Select every line containing the word "this" from the material, and copy those lines.

+===+

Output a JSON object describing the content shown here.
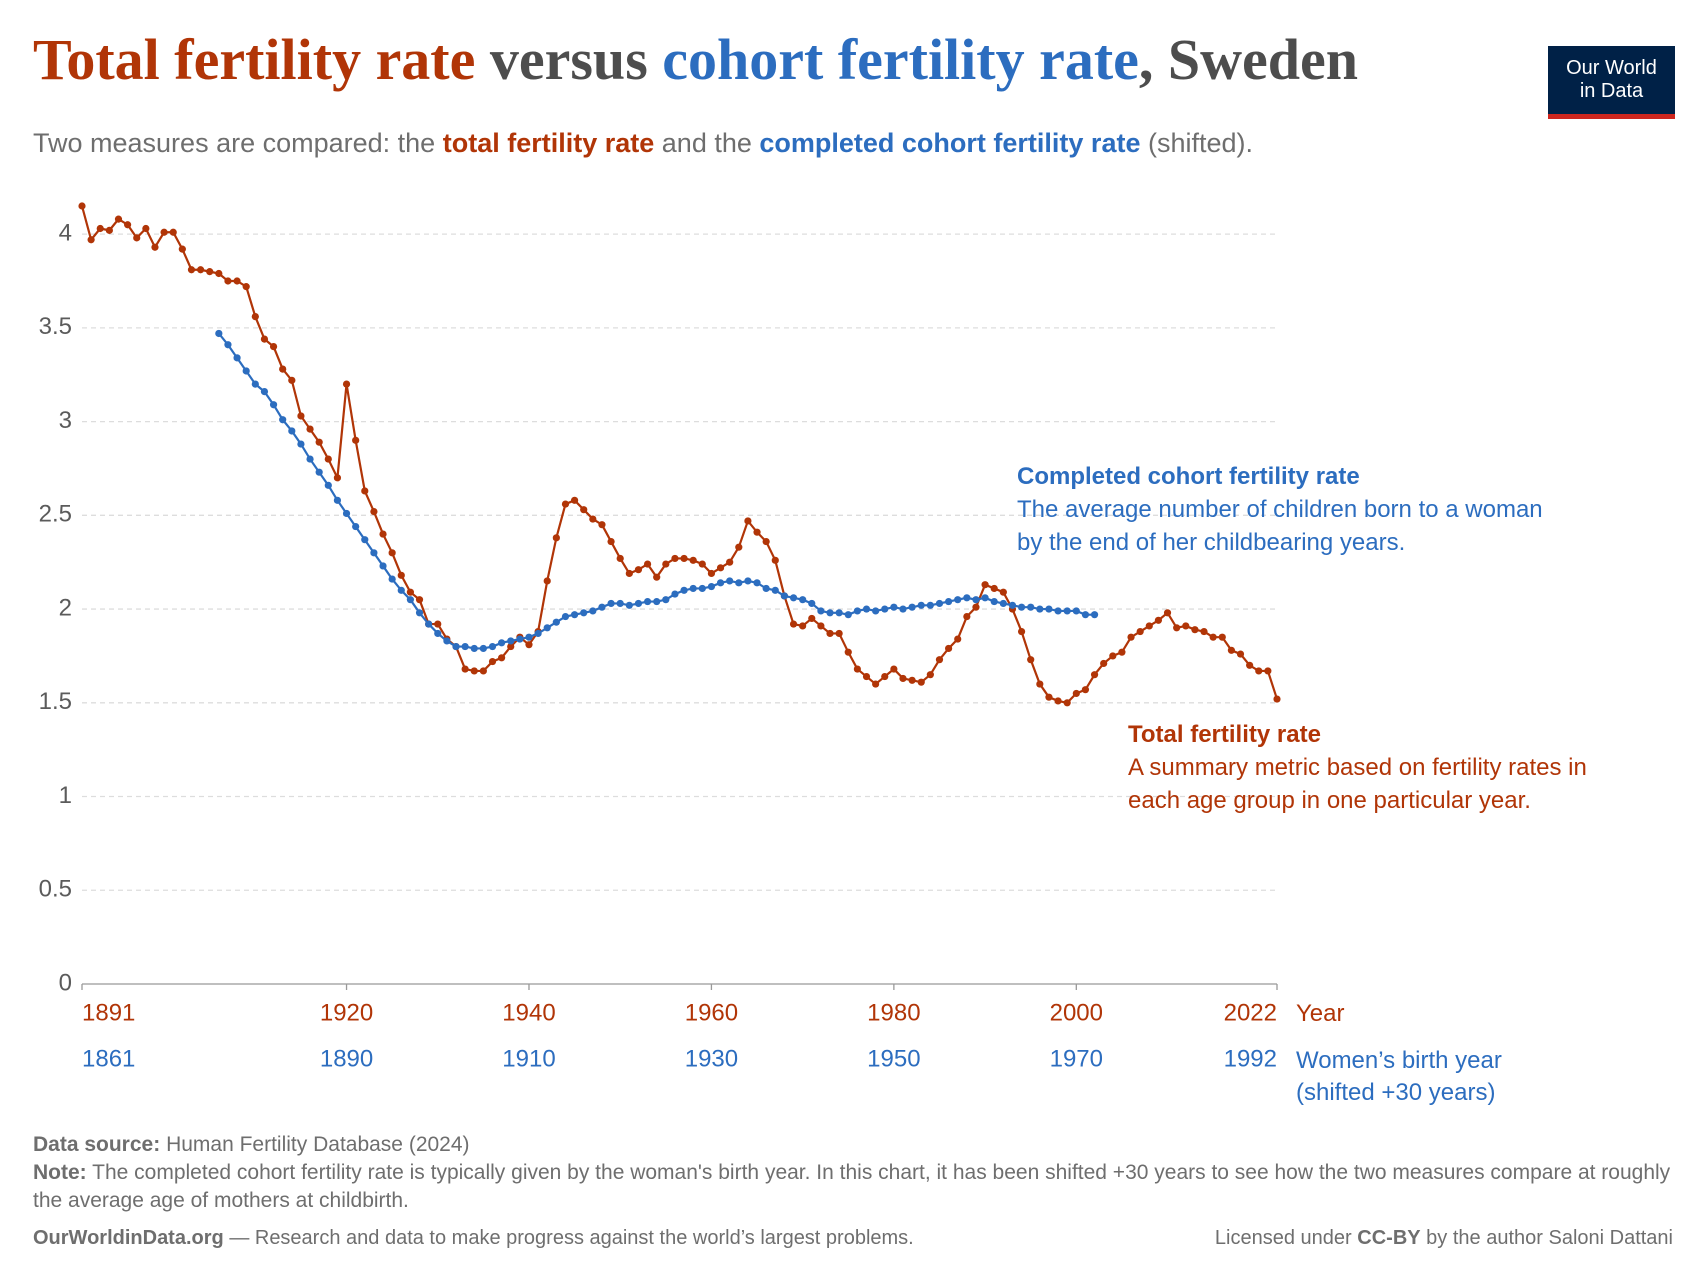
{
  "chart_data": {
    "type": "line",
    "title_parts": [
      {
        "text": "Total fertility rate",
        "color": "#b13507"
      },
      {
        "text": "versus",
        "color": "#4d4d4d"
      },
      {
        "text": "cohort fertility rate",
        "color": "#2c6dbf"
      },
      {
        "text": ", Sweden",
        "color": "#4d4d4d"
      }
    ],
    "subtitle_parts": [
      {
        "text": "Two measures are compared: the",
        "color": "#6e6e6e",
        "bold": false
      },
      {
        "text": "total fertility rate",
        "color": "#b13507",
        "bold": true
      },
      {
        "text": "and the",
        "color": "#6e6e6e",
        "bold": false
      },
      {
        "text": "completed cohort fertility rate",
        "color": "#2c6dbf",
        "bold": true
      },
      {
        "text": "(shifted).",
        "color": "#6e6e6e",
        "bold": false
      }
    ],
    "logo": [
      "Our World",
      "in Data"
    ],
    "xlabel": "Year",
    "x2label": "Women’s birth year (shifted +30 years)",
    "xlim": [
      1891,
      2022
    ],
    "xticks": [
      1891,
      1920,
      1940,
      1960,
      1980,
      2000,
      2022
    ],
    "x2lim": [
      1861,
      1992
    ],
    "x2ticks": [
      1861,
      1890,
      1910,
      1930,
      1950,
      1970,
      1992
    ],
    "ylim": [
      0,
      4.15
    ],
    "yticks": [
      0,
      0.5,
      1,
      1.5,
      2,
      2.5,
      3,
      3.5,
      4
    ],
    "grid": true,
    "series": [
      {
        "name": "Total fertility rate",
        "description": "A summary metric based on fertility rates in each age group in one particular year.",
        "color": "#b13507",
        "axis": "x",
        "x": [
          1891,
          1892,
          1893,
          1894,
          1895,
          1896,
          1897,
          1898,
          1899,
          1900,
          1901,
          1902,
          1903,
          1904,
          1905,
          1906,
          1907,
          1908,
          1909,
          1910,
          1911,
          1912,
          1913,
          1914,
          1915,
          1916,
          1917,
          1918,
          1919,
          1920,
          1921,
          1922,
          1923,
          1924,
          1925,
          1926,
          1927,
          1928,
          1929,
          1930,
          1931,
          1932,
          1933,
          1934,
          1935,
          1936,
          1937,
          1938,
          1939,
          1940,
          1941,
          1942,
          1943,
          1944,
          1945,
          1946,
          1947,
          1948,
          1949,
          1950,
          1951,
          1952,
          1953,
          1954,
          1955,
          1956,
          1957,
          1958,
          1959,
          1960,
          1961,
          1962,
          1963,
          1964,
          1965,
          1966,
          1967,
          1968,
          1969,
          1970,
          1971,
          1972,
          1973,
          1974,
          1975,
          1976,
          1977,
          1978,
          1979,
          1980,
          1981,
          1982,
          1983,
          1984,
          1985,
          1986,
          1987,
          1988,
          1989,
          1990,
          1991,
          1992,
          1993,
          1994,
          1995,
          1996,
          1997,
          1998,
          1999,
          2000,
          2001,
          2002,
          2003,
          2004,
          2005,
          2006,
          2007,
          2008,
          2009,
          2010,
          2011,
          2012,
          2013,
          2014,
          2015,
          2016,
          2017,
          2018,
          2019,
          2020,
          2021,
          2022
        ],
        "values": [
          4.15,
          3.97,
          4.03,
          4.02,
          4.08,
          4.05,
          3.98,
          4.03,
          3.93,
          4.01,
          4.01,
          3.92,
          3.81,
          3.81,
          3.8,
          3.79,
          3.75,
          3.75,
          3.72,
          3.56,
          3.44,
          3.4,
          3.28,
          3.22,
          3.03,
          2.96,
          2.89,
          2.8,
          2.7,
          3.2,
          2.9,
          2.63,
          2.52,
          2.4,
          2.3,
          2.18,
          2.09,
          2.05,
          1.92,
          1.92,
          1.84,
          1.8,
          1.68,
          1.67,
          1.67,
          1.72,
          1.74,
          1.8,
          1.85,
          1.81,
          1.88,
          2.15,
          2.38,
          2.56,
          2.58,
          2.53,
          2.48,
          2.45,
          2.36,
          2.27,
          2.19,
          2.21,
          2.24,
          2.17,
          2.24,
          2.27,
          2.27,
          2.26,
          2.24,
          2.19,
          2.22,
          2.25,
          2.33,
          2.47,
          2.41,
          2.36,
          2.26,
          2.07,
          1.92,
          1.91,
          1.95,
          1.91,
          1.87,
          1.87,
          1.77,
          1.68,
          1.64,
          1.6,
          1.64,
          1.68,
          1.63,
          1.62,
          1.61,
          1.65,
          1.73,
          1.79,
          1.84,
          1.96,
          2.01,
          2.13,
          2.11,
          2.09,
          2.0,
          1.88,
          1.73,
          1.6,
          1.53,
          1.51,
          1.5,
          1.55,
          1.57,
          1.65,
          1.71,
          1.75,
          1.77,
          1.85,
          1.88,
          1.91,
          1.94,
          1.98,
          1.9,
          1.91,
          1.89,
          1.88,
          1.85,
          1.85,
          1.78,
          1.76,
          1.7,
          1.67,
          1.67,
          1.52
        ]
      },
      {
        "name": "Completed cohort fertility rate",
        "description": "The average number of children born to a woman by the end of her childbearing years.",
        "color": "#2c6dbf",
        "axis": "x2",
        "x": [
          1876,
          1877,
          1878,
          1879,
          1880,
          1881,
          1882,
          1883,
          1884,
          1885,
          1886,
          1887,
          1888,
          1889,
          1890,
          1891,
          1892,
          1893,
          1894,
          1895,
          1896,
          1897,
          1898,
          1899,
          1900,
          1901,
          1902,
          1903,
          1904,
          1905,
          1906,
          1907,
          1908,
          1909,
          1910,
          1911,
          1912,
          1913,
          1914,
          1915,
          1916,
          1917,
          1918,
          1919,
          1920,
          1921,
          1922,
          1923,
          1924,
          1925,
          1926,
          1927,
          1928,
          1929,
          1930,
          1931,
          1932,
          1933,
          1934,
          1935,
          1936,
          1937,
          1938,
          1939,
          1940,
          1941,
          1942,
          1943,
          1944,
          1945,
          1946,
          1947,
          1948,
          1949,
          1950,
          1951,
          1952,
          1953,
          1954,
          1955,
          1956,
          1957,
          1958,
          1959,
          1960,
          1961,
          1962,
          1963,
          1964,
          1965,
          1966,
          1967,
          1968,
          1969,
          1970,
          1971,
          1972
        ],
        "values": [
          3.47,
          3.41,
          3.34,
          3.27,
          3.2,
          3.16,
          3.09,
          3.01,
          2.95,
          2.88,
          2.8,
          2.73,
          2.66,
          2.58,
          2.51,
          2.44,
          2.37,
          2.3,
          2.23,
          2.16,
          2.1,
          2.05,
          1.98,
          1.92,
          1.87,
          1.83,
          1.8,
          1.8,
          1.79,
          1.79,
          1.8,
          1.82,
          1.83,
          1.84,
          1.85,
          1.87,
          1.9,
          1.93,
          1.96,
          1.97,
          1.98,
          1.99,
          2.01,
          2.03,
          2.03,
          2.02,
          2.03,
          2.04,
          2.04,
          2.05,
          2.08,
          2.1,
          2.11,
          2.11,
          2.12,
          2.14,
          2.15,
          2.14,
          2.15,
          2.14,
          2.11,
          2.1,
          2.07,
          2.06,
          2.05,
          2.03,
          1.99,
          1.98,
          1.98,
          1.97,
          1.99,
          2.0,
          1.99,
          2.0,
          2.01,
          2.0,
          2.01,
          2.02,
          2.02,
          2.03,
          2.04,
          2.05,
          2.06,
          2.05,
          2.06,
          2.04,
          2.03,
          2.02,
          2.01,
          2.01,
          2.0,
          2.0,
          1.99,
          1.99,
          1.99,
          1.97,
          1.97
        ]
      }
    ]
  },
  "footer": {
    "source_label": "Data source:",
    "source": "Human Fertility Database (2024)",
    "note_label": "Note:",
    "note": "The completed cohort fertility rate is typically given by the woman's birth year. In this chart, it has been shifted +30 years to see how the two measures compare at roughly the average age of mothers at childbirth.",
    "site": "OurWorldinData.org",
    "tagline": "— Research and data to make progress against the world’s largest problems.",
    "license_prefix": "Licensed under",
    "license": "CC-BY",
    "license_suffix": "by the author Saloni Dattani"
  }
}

+===+

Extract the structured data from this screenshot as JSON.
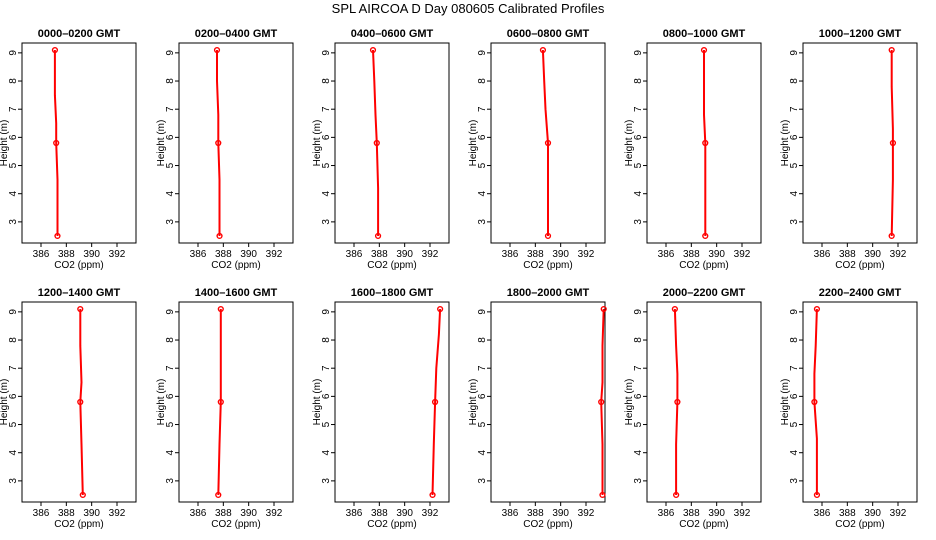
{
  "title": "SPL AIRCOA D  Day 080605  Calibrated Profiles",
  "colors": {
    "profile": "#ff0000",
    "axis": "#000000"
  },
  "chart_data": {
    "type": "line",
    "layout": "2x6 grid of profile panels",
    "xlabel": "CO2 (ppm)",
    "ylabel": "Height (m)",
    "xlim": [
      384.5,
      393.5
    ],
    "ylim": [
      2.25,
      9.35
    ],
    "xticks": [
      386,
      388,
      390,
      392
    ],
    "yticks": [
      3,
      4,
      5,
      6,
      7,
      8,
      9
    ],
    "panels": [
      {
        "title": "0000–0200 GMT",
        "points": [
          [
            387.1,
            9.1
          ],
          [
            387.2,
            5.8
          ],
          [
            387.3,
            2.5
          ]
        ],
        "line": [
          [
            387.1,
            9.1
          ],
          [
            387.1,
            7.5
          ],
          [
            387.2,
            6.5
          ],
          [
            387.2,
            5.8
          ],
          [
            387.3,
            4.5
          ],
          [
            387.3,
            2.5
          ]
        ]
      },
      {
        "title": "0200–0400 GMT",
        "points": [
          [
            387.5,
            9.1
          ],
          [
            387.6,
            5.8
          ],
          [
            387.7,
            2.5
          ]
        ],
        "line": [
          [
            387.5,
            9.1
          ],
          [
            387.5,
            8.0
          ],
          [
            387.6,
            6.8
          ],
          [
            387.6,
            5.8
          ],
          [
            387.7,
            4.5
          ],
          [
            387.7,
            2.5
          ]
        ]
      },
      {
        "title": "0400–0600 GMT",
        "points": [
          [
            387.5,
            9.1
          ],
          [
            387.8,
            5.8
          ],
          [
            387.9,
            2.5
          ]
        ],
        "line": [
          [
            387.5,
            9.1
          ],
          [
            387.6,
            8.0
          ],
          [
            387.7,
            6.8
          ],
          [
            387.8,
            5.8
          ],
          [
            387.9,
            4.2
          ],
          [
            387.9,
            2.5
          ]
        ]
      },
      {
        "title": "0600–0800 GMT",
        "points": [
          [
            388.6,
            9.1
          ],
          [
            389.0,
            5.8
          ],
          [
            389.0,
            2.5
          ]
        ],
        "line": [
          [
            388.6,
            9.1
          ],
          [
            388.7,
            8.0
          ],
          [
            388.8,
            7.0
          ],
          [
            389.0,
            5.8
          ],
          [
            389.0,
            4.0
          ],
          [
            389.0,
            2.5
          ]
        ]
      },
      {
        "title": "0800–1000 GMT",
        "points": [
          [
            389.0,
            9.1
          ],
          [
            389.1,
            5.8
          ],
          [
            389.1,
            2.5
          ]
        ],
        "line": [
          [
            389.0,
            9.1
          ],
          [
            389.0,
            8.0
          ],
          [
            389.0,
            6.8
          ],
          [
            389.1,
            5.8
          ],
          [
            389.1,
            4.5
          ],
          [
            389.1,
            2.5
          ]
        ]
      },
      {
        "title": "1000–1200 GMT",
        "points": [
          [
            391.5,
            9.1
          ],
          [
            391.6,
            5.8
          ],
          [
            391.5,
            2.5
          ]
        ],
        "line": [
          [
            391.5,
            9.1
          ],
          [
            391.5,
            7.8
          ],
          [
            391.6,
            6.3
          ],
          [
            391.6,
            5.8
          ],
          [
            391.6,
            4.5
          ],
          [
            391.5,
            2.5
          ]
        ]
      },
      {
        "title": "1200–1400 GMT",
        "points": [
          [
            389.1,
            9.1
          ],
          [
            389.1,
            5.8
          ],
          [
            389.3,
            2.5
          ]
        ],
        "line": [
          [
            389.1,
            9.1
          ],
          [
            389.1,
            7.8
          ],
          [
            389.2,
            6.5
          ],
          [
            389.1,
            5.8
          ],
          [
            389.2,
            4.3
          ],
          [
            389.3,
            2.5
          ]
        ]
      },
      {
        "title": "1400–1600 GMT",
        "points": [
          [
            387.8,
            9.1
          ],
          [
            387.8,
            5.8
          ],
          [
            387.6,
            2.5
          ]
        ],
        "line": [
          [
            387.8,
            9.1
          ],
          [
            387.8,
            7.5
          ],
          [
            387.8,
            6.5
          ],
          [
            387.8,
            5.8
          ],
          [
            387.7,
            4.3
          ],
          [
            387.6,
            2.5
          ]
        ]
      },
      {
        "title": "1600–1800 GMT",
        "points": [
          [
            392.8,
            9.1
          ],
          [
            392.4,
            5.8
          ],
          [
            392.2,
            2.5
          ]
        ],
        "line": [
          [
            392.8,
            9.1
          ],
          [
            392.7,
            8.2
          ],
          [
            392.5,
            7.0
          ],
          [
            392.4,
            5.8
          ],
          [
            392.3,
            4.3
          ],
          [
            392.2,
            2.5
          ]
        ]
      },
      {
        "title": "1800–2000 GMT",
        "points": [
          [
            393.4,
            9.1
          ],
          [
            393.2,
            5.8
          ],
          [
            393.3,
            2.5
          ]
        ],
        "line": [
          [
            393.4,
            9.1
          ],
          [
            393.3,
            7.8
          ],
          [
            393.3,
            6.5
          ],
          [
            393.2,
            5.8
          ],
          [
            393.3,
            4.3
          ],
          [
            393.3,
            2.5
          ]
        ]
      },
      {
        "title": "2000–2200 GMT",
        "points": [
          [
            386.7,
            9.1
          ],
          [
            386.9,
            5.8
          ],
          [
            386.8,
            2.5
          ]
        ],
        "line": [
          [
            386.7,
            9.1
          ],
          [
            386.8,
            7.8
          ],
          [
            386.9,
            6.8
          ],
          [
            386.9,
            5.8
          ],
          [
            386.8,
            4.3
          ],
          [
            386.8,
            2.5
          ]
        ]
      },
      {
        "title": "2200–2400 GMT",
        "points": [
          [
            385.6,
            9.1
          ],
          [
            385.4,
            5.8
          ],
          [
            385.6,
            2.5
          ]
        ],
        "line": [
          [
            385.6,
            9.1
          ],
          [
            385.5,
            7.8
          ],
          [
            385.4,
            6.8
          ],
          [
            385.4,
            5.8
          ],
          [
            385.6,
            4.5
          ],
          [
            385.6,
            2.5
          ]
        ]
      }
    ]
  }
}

+===+

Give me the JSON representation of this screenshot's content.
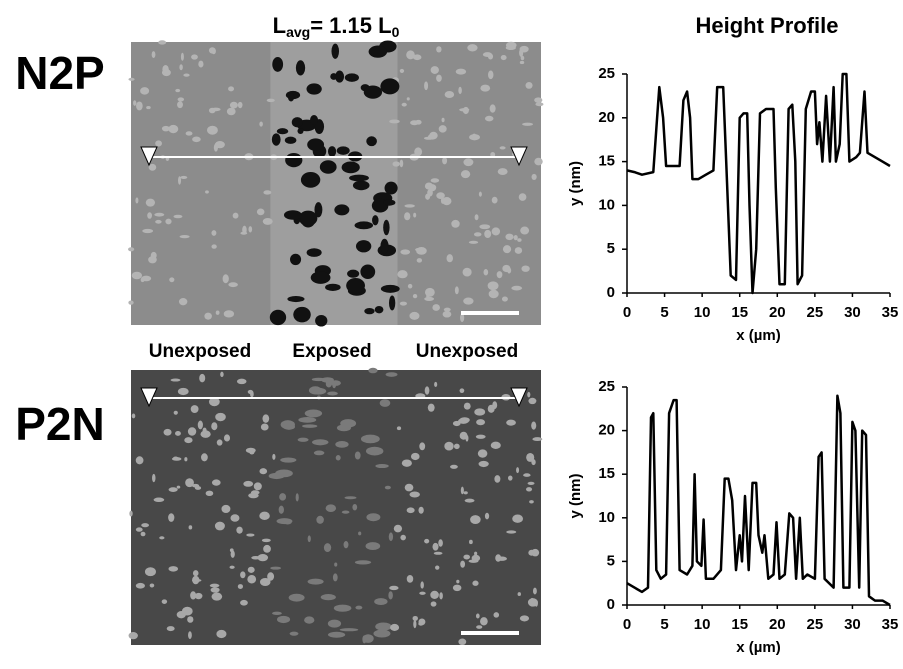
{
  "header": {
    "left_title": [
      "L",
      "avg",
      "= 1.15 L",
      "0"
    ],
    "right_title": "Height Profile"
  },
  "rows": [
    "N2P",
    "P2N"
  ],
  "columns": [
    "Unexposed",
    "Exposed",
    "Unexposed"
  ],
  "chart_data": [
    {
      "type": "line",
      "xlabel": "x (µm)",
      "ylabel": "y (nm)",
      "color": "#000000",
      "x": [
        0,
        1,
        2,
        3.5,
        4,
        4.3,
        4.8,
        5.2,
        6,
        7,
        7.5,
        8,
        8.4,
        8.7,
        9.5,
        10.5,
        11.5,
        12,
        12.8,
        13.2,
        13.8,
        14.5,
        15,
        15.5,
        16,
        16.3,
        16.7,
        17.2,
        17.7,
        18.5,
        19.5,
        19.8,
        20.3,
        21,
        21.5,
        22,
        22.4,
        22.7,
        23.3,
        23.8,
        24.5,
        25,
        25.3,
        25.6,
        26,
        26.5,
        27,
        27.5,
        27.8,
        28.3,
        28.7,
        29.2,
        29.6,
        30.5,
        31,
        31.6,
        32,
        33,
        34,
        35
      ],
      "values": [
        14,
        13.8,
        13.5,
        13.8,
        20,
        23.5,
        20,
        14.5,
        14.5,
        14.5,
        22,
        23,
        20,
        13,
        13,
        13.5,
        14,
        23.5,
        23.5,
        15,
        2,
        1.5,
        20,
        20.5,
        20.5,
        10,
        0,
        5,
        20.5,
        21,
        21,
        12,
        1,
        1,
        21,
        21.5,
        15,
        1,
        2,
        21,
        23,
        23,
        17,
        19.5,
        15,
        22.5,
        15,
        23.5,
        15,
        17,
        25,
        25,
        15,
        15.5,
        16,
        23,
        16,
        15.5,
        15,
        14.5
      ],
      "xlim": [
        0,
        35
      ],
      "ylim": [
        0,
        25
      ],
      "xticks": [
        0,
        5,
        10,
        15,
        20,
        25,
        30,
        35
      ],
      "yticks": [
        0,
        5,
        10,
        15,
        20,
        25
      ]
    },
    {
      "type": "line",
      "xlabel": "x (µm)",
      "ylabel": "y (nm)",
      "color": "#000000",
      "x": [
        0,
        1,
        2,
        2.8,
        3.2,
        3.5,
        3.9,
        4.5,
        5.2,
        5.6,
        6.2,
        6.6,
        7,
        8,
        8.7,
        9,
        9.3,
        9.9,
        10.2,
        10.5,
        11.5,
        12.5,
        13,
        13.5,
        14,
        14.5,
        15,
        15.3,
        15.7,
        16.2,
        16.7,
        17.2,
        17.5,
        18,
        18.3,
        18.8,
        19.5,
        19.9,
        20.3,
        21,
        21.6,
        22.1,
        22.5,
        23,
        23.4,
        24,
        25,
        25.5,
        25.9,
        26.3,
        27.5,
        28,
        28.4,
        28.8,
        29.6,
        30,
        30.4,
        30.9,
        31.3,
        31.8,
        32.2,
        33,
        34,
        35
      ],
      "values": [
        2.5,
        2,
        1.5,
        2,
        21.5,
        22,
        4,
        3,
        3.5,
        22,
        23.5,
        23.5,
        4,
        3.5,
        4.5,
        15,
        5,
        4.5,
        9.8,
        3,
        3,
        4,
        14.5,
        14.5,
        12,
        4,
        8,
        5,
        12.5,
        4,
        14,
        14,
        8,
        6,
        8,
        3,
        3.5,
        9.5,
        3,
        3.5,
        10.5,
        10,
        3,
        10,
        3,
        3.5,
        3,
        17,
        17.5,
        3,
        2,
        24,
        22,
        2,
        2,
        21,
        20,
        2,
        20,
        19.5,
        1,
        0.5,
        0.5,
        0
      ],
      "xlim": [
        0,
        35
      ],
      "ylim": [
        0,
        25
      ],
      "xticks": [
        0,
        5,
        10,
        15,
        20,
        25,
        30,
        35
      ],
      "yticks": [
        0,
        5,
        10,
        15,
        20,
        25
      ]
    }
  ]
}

+===+

» Answer to the problem
    "note": "The completed cohort fertility rate is typically given by the woman's birth year. In this chart, it has been shifted +30 years to see how the two measures compare at roughly the average age of mothers at childbirth.",
Extract the structured data from this screenshot as JSON.
Give me the JSON representation of this screenshot's content.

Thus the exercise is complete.